• [Written exercise]
Every line with the word "text" in it should be extracted from the data that follows.

-.-.-

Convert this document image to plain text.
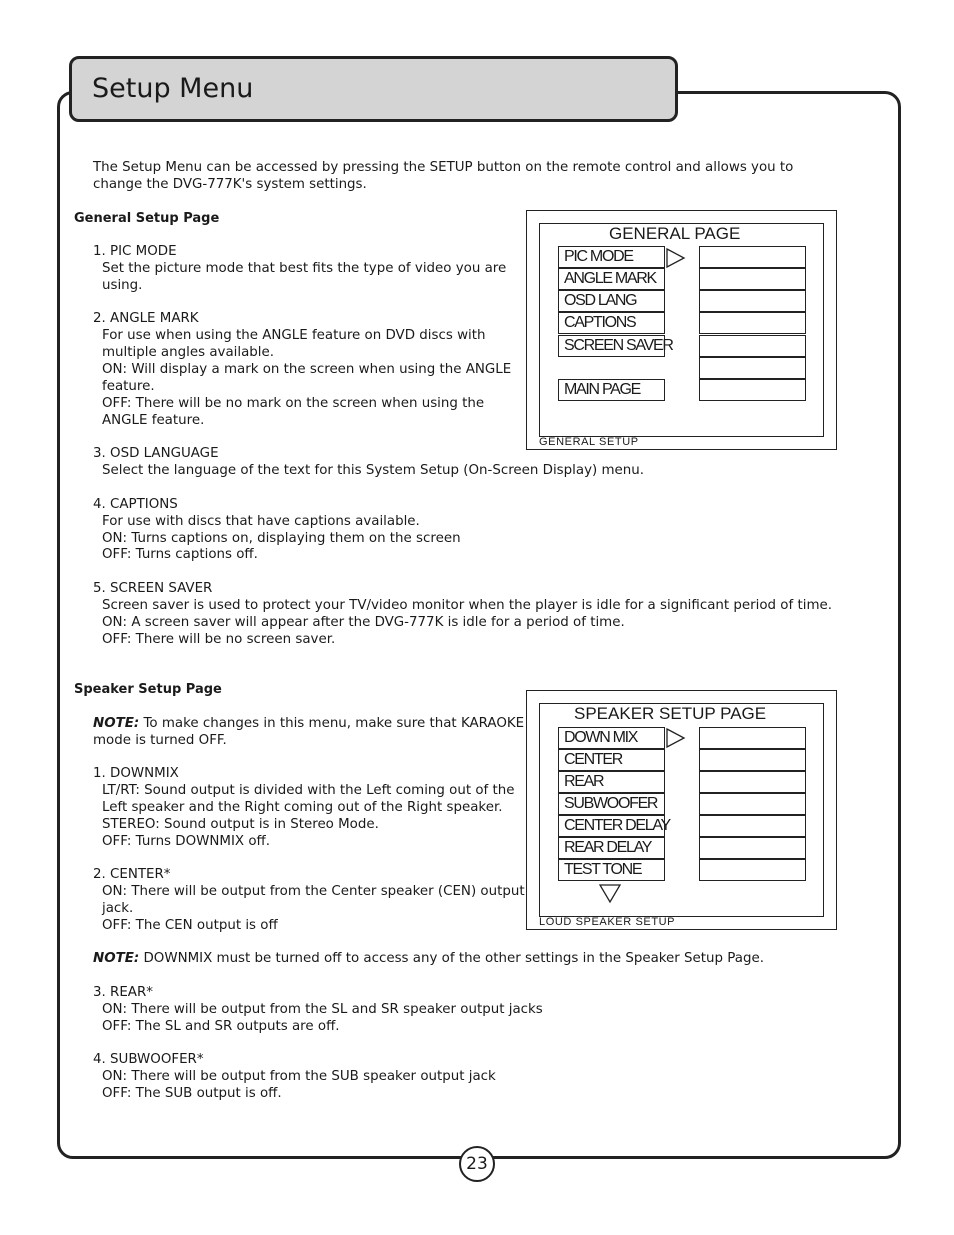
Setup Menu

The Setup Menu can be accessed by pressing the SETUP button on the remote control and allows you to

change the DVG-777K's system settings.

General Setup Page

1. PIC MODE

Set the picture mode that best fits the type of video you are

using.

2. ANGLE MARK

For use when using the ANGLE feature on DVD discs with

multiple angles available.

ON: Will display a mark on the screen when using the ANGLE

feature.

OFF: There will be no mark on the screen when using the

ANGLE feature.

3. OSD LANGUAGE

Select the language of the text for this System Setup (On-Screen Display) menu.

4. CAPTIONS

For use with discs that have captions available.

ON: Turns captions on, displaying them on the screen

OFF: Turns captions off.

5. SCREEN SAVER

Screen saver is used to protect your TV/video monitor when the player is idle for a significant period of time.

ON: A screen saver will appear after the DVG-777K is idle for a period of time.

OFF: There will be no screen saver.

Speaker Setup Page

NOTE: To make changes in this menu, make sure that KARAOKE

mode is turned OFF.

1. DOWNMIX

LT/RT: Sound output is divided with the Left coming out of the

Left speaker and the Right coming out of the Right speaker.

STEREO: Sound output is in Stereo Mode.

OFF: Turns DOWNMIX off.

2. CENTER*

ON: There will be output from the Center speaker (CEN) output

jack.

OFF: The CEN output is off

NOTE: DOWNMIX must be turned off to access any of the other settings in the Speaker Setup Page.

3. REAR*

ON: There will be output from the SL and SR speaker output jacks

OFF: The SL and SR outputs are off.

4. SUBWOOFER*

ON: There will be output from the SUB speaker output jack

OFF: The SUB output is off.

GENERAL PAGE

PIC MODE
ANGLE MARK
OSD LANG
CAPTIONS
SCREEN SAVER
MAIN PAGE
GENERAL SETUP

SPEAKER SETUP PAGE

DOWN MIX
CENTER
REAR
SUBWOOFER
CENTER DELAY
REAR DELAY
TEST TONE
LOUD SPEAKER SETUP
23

-.-.-

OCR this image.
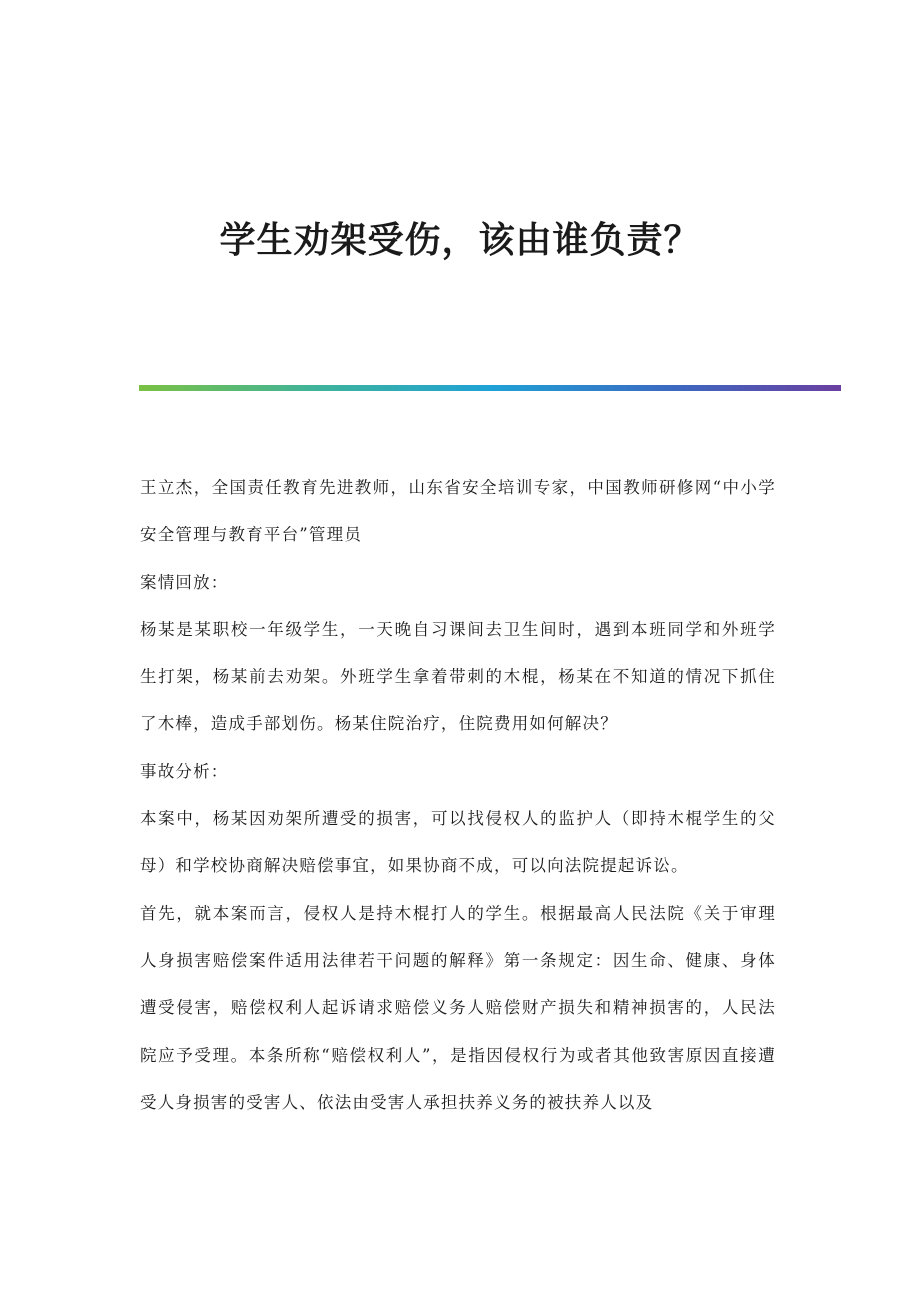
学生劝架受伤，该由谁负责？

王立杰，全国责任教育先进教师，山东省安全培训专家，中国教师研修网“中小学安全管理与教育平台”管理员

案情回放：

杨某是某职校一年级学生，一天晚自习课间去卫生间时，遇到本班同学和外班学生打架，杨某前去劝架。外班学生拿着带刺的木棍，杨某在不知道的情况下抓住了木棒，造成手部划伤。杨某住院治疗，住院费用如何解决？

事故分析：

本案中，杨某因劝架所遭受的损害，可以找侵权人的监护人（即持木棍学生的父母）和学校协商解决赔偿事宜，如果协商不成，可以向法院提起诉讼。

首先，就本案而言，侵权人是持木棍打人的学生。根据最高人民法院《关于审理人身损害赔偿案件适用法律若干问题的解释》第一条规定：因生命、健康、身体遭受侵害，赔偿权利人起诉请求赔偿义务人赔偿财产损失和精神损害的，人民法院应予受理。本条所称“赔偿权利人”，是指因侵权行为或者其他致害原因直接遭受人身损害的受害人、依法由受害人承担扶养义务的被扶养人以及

-.-.-

• [Expected answer]
Convert this document image to plain text.
Select the language of the text for this System Setup (On-Screen Display) menu.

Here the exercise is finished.